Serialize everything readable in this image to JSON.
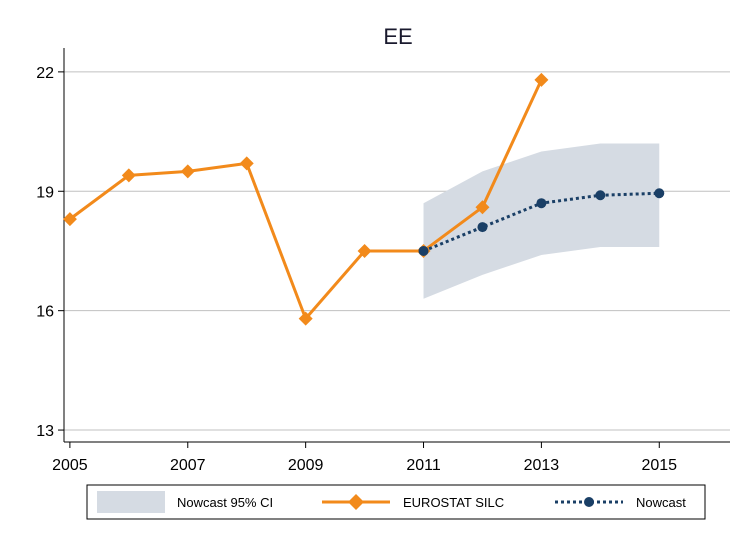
{
  "chart_data": {
    "type": "line",
    "title": "EE",
    "xlabel": "",
    "ylabel": "",
    "xlim": [
      2004.9,
      2016.2
    ],
    "ylim": [
      12.7,
      22.6
    ],
    "x_ticks": [
      2005,
      2007,
      2009,
      2011,
      2013,
      2015
    ],
    "x_tick_labels": [
      "2005",
      "2007",
      "2009",
      "2011",
      "2013",
      "2015"
    ],
    "y_ticks": [
      13,
      16,
      19,
      22
    ],
    "y_tick_labels": [
      "13",
      "16",
      "19",
      "22"
    ],
    "grid": "horizontal",
    "legend_position": "bottom",
    "colors": {
      "eurostat": "#f28a1b",
      "nowcast": "#1a3f66",
      "ci": "#d5dbe3",
      "grid": "#c0c0c0",
      "axis": "#000000",
      "legend_border": "#000000"
    },
    "series": [
      {
        "name": "EUROSTAT SILC",
        "style": "solid-diamond",
        "x": [
          2005,
          2006,
          2007,
          2008,
          2009,
          2010,
          2011,
          2012,
          2013
        ],
        "y": [
          18.3,
          19.4,
          19.5,
          19.7,
          15.8,
          17.5,
          17.5,
          18.6,
          21.8
        ]
      },
      {
        "name": "Nowcast",
        "style": "dotted-circle",
        "x": [
          2011,
          2012,
          2013,
          2014,
          2015
        ],
        "y": [
          17.5,
          18.1,
          18.7,
          18.9,
          18.95
        ]
      }
    ],
    "band": {
      "name": "Nowcast 95% CI",
      "x": [
        2011,
        2012,
        2013,
        2014,
        2015
      ],
      "lower": [
        16.3,
        16.9,
        17.4,
        17.6,
        17.6
      ],
      "upper": [
        18.7,
        19.5,
        20.0,
        20.2,
        20.2
      ]
    },
    "legend": [
      "Nowcast 95% CI",
      "EUROSTAT SILC",
      "Nowcast"
    ]
  }
}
============================================================
• Aim
Above are entries; state the number of lines among them that contain "name", and nothing else.

• Full solution
3